▶ Given request
Look through the listing and locate every line containing the word "this"; copy those lines.

-- start Extracted entries --

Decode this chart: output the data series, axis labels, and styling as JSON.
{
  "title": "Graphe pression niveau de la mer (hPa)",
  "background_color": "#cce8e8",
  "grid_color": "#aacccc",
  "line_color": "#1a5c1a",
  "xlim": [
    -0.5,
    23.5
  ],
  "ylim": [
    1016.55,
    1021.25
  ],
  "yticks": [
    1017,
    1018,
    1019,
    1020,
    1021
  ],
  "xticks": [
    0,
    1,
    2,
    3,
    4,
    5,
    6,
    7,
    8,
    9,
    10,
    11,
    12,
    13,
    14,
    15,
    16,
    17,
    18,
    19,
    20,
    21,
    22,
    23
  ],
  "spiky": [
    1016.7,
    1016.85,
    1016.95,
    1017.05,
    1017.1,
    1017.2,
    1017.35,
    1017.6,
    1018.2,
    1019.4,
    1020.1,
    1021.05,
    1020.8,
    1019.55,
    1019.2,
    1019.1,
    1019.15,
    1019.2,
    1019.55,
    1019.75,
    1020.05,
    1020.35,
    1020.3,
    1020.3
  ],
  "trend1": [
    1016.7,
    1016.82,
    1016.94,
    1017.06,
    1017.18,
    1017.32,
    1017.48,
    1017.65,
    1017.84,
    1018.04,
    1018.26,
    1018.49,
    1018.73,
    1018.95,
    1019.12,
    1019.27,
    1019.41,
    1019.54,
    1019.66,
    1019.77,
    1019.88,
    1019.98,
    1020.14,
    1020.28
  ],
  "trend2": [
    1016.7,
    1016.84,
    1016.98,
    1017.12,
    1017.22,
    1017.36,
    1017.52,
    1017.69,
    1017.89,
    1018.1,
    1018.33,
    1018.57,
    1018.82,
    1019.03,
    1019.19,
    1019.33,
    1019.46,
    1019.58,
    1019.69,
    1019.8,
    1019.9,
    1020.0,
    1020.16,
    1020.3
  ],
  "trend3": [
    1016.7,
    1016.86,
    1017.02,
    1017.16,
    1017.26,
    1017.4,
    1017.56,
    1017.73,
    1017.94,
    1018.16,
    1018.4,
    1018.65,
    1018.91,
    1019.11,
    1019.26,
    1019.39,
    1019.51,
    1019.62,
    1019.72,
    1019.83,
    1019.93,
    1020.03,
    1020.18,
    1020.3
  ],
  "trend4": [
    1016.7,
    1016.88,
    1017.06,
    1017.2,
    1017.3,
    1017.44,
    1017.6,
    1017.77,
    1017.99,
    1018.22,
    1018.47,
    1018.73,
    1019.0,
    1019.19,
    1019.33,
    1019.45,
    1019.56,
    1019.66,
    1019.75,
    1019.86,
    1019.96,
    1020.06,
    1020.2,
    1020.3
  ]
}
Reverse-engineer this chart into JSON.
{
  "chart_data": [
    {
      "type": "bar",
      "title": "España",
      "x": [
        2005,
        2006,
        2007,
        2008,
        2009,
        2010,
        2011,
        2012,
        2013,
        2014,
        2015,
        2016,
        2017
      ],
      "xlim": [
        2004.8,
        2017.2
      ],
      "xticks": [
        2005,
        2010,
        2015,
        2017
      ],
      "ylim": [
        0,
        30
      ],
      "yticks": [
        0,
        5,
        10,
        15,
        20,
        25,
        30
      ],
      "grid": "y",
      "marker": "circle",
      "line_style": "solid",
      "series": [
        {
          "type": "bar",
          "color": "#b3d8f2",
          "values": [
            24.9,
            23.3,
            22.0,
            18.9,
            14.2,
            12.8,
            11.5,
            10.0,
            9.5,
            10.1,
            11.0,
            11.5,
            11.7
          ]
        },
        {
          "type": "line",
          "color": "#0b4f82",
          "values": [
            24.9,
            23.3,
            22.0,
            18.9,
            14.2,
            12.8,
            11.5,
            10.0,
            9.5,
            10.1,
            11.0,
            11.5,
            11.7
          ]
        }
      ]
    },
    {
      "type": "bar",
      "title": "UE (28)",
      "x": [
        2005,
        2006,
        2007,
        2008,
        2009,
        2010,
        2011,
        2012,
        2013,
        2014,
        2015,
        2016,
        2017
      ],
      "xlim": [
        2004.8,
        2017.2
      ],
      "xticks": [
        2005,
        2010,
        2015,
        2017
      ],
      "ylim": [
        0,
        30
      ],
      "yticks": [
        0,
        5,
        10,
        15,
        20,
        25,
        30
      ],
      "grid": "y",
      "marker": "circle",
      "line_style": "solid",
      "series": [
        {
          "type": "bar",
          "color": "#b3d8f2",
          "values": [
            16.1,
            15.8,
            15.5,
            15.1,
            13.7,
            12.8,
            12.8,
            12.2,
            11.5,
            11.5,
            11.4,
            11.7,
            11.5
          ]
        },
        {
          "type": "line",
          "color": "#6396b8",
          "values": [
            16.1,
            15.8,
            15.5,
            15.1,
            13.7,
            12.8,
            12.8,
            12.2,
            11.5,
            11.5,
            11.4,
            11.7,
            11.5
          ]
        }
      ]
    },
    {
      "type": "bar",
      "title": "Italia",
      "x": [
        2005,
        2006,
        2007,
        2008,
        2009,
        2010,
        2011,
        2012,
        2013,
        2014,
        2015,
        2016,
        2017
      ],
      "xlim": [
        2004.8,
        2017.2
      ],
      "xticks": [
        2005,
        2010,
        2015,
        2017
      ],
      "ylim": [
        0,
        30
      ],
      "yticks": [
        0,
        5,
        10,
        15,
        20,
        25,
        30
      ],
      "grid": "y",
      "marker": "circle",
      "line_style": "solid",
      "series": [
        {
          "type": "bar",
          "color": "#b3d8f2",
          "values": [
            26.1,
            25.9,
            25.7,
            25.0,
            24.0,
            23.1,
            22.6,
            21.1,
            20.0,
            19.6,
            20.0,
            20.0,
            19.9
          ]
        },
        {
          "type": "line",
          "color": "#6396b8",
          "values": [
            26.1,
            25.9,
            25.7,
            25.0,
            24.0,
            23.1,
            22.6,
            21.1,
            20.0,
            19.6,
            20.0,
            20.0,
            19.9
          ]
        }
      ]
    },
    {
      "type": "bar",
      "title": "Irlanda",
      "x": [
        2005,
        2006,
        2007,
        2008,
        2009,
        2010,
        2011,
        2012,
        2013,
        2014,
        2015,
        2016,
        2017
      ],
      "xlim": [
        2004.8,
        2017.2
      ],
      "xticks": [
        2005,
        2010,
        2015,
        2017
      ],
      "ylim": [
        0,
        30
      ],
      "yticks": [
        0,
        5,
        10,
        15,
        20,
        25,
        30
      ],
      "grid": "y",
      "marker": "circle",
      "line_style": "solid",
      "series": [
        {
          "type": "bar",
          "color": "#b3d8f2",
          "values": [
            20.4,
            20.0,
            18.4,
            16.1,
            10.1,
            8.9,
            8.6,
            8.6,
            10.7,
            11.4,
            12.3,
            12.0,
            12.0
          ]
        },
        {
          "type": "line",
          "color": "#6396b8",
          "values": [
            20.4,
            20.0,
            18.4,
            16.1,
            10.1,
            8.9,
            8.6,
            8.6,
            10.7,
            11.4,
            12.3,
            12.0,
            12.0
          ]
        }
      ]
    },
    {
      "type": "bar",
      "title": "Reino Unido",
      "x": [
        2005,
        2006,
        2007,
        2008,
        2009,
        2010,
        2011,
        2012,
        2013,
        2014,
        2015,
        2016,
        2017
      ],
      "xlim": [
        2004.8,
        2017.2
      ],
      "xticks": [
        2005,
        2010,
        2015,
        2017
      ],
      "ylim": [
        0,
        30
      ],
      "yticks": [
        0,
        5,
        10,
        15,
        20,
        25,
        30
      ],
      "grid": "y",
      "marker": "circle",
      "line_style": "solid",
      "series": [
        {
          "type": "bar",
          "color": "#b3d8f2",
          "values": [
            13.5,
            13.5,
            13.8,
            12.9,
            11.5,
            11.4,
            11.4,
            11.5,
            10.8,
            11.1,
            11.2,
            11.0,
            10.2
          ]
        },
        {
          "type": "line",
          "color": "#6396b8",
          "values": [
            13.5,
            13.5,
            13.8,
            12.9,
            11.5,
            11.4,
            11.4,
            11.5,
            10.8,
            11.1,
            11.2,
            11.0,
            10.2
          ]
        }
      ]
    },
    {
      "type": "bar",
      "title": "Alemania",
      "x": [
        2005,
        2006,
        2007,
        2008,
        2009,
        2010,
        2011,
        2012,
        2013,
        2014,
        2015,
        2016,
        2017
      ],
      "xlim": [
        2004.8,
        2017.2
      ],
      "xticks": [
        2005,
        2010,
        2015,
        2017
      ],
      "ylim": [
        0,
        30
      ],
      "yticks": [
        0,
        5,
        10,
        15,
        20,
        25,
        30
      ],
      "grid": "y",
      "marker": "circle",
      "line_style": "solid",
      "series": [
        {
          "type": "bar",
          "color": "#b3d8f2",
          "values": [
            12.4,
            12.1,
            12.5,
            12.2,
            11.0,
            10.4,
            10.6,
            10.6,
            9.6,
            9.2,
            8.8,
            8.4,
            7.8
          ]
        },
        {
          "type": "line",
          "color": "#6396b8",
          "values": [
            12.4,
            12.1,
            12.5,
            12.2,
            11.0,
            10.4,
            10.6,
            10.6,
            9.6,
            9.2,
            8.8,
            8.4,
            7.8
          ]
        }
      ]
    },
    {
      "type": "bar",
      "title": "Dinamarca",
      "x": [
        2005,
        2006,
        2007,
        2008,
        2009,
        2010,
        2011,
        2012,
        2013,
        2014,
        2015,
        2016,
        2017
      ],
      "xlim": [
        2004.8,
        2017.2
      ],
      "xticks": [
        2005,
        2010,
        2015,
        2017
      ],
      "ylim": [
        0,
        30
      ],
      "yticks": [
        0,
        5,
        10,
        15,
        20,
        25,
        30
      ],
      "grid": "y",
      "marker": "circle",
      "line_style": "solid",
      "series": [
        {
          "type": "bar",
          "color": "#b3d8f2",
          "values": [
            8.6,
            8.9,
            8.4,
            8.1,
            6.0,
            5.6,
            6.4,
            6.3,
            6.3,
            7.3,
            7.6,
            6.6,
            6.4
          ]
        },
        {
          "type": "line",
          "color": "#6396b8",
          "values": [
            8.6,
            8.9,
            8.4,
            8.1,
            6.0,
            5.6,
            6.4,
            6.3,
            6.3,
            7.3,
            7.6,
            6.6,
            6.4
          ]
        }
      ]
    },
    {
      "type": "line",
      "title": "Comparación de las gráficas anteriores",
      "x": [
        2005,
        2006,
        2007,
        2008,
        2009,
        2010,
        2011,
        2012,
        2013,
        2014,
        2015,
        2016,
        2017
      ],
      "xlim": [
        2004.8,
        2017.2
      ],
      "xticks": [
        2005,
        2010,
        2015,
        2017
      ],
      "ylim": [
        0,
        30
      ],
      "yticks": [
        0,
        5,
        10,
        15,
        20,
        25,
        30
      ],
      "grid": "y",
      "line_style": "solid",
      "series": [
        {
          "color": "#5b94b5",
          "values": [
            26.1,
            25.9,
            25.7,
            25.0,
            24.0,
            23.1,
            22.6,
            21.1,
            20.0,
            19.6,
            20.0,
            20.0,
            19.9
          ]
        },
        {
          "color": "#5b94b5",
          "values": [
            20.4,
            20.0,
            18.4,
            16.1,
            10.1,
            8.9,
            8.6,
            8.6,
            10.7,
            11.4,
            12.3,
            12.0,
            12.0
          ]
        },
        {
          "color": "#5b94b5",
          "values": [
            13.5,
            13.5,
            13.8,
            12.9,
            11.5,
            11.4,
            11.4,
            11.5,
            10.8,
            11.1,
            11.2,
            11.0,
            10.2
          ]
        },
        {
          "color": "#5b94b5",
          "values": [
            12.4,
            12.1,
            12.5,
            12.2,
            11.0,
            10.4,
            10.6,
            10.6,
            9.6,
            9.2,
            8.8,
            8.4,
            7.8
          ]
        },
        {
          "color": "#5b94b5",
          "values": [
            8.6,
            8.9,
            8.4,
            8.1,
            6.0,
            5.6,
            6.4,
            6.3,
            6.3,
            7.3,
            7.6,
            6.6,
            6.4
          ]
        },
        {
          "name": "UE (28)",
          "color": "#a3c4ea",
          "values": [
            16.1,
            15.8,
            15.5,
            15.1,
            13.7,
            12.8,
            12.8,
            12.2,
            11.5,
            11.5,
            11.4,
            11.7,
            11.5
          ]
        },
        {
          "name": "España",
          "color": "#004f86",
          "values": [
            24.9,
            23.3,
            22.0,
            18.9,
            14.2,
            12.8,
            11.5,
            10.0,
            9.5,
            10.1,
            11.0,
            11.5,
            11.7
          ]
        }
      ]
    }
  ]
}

-- end Extracted entries --

▶ Exercise answer
Decode this chart: output the data series, axis labels, and styling as JSON.
Reverse-engineer this chart into JSON.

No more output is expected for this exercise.